** Layout coordinate data **
----

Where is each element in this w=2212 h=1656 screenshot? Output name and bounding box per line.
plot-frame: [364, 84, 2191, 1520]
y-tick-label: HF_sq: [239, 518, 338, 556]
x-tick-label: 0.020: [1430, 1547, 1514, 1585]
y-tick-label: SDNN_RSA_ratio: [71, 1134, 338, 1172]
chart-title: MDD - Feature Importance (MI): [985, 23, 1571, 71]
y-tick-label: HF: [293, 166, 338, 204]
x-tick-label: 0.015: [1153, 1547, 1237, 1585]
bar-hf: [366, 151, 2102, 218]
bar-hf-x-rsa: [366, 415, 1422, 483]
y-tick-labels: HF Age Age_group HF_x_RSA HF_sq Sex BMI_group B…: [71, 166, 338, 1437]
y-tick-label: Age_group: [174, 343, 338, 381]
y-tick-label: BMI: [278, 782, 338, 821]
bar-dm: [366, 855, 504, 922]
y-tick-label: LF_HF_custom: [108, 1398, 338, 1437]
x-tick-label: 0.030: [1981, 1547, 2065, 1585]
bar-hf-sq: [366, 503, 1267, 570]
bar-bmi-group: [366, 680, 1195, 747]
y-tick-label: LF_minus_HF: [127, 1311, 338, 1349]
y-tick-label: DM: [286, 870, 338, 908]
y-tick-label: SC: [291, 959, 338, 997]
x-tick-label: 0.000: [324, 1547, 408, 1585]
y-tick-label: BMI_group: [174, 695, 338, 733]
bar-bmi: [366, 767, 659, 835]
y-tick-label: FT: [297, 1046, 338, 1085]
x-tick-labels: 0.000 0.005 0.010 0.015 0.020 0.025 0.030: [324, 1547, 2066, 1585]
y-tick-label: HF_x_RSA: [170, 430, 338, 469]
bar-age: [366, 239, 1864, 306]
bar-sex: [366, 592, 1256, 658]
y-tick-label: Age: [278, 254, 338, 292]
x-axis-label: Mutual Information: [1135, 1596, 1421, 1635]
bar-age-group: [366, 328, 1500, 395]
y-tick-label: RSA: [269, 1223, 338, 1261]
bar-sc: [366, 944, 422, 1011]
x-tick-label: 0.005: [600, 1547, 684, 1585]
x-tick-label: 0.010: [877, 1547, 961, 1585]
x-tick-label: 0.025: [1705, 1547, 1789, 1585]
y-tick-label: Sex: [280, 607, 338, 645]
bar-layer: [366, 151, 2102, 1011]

----

** SET EXERCISE **
Can you turn every item above into a numbered list, leaving out any blank lines?

** FULL SOLUTION **
1. Where is each element in this w=2212 h=1656 screenshot? Output name and bounding box per line.
2. plot-frame: [364, 84, 2191, 1520]
3. y-tick-label: HF_sq: [239, 518, 338, 556]
4. x-tick-label: 0.020: [1430, 1547, 1514, 1585]
5. y-tick-label: SDNN_RSA_ratio: [71, 1134, 338, 1172]
6. chart-title: MDD - Feature Importance (MI): [985, 23, 1571, 71]
7. y-tick-label: HF: [293, 166, 338, 204]
8. x-tick-label: 0.015: [1153, 1547, 1237, 1585]
9. bar-hf: [366, 151, 2102, 218]
10. bar-hf-x-rsa: [366, 415, 1422, 483]
11. y-tick-labels: HF Age Age_group HF_x_RSA HF_sq Sex BMI_group B…: [71, 166, 338, 1437]
12. y-tick-label: Age_group: [174, 343, 338, 381]
13. y-tick-label: BMI: [278, 782, 338, 821]
14. bar-dm: [366, 855, 504, 922]
15. y-tick-label: LF_HF_custom: [108, 1398, 338, 1437]
16. x-tick-label: 0.030: [1981, 1547, 2065, 1585]
17. bar-hf-sq: [366, 503, 1267, 570]
18. bar-bmi-group: [366, 680, 1195, 747]
19. y-tick-label: LF_minus_HF: [127, 1311, 338, 1349]
20. y-tick-label: DM: [286, 870, 338, 908]
21. y-tick-label: SC: [291, 959, 338, 997]
22. x-tick-label: 0.000: [324, 1547, 408, 1585]
23. y-tick-label: BMI_group: [174, 695, 338, 733]
24. bar-bmi: [366, 767, 659, 835]
25. y-tick-label: FT: [297, 1046, 338, 1085]
26. x-tick-labels: 0.000 0.005 0.010 0.015 0.020 0.025 0.030: [324, 1547, 2066, 1585]
27. y-tick-label: HF_x_RSA: [170, 430, 338, 469]
28. bar-age: [366, 239, 1864, 306]
29. bar-sex: [366, 592, 1256, 658]
30. y-tick-label: Age: [278, 254, 338, 292]
31. x-axis-label: Mutual Information: [1135, 1596, 1421, 1635]
32. bar-age-group: [366, 328, 1500, 395]
33. y-tick-label: RSA: [269, 1223, 338, 1261]
34. bar-sc: [366, 944, 422, 1011]
35. x-tick-label: 0.005: [600, 1547, 684, 1585]
36. x-tick-label: 0.010: [877, 1547, 961, 1585]
37. x-tick-label: 0.025: [1705, 1547, 1789, 1585]
38. y-tick-label: Sex: [280, 607, 338, 645]
39. bar-layer: [366, 151, 2102, 1011]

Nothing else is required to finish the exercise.